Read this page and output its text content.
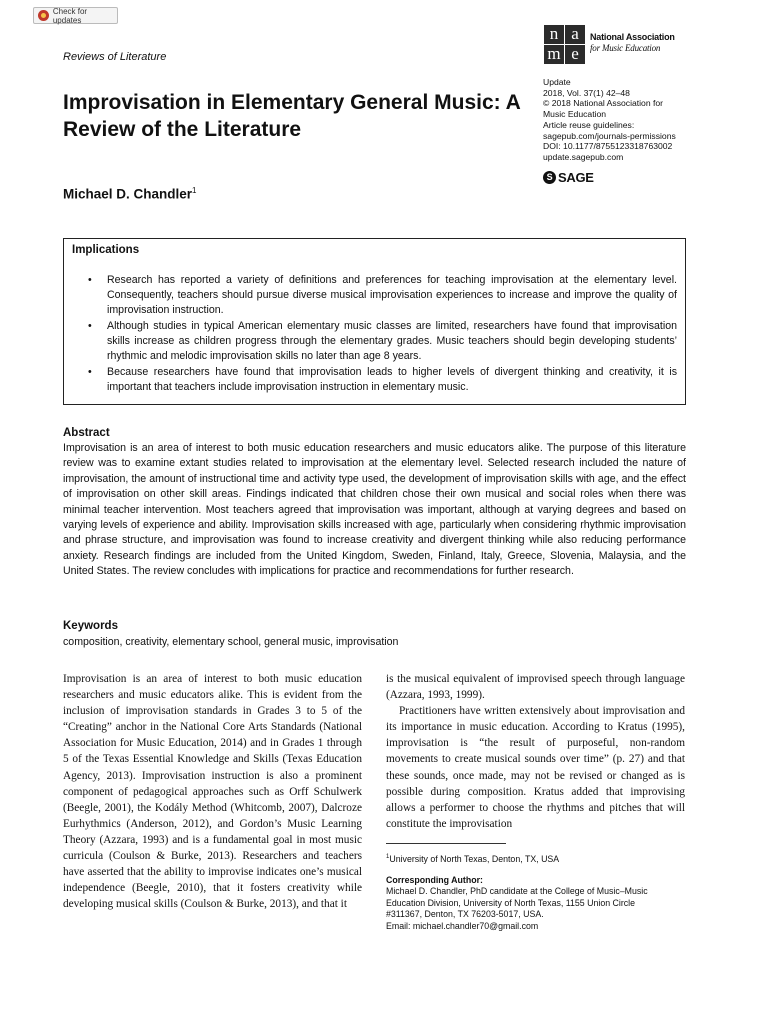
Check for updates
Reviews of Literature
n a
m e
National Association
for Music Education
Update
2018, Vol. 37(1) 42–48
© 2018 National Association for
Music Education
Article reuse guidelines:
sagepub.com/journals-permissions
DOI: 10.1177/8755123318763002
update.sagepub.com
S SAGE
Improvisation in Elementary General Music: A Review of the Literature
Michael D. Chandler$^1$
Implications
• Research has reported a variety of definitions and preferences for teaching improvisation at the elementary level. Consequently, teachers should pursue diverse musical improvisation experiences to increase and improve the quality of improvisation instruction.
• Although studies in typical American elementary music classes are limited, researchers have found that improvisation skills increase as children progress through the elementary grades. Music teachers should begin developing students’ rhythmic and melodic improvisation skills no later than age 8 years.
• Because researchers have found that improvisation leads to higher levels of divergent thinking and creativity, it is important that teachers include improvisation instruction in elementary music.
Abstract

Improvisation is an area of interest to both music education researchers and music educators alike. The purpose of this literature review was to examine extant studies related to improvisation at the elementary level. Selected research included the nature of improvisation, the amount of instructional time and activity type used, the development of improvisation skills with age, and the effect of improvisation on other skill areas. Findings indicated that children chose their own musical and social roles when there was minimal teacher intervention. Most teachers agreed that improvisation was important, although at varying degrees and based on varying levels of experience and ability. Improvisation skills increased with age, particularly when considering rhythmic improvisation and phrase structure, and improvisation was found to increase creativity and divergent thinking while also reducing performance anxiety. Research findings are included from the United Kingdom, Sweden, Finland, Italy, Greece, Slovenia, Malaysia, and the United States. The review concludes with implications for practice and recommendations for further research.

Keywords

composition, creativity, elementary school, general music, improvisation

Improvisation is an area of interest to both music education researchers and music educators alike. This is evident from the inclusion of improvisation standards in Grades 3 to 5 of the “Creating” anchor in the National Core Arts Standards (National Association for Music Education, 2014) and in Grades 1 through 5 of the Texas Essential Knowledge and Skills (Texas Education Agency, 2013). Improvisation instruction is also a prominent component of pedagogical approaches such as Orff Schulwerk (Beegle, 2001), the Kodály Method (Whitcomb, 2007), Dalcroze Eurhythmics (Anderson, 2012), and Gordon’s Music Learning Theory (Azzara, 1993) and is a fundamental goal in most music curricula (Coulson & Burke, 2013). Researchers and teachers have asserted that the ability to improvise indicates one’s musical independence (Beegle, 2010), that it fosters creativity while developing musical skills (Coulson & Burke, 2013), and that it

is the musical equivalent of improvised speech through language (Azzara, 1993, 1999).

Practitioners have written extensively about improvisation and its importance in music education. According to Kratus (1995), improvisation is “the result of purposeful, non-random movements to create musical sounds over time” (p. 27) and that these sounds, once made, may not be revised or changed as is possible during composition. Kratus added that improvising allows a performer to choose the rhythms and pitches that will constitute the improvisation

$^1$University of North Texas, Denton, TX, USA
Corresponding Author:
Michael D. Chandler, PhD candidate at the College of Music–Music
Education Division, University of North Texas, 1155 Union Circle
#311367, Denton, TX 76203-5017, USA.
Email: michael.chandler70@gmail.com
:::::
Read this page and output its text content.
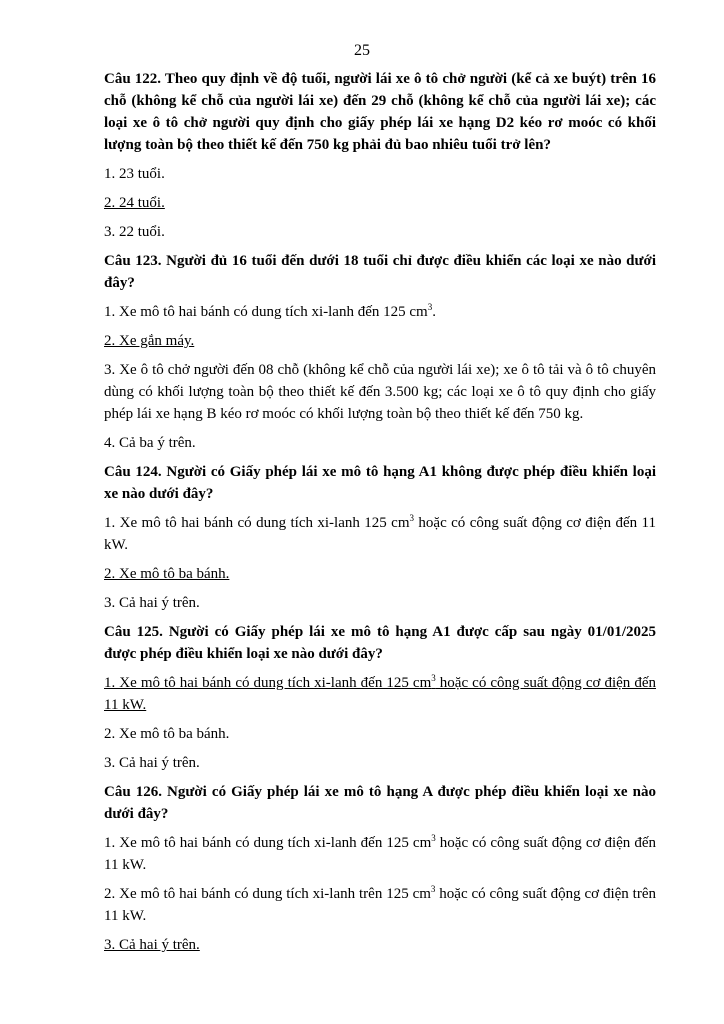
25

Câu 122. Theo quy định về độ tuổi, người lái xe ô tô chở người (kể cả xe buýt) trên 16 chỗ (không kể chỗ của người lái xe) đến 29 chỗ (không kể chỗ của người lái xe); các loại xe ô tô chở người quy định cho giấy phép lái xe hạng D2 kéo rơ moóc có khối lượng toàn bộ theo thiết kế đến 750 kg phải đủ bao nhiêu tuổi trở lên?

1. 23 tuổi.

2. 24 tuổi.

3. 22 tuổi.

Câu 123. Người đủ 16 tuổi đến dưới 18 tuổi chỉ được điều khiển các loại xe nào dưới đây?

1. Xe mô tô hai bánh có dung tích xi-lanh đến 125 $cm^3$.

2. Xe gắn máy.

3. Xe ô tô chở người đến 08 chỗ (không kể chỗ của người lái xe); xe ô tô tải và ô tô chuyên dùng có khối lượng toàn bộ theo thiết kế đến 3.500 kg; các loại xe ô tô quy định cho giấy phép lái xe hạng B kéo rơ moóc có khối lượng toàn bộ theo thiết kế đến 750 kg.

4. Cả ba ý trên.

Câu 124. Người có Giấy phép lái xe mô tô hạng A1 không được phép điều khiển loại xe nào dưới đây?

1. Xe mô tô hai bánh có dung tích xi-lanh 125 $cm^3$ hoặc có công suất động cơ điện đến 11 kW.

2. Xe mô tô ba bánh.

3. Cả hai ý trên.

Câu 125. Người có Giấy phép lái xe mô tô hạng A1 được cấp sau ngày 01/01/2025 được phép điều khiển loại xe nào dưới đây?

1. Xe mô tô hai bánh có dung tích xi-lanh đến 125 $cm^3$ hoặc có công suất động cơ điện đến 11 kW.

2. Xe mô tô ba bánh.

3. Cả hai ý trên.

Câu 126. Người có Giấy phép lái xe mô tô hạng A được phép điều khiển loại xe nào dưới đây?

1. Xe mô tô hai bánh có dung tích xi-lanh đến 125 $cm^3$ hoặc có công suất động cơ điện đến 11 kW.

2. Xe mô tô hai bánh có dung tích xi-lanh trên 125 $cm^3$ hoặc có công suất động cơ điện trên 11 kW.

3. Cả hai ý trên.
:::::
**TASK DETAILS**
Report how many lines in the records above contain the word "studies", giving only the number.

**ANSWER TO THIS EXERCISE**
2